SUPPLIED MATERIAL start

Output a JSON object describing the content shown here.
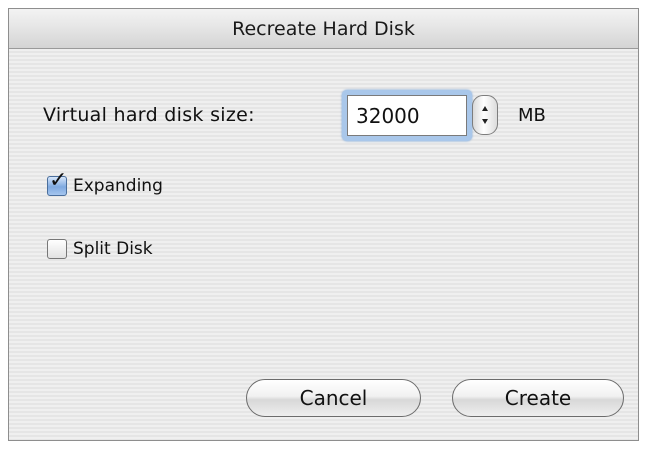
{
  "window": {
    "title": "Recreate Hard Disk"
  },
  "disk_size": {
    "label": "Virtual hard disk size:",
    "value": "32000",
    "unit": "MB"
  },
  "options": {
    "expanding": {
      "label": "Expanding",
      "checked": true
    },
    "split_disk": {
      "label": "Split Disk",
      "checked": false
    }
  },
  "buttons": {
    "cancel_label": "Cancel",
    "create_label": "Create"
  },
  "icons": {
    "checkmark": "checkmark-icon",
    "stepper_up": "chevron-up-icon",
    "stepper_down": "chevron-down-icon"
  },
  "colors": {
    "focus_ring": "#a9c7ea",
    "checkbox_checked": "#7fa9e0"
  }
}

SUPPLIED MATERIAL end

:: GOAL ::
Leave out the pictures and output the rest of the material exactly as written.

:: EXERCISE SOLUTION ::
Output a JSON object describing the content shown here.
{
  "window": {
    "title": "Recreate Hard Disk"
  },
  "disk_size": {
    "label": "Virtual hard disk size:",
    "value": "32000",
    "unit": "MB"
  },
  "options": {
    "expanding": {
      "label": "Expanding",
      "checked": true
    },
    "split_disk": {
      "label": "Split Disk",
      "checked": false
    }
  },
  "buttons": {
    "cancel_label": "Cancel",
    "create_label": "Create"
  },
  "icons": {
    "checkmark": "checkmark-icon",
    "stepper_up": "chevron-up-icon",
    "stepper_down": "chevron-down-icon"
  },
  "colors": {
    "focus_ring": "#a9c7ea",
    "checkbox_checked": "#7fa9e0"
  }
}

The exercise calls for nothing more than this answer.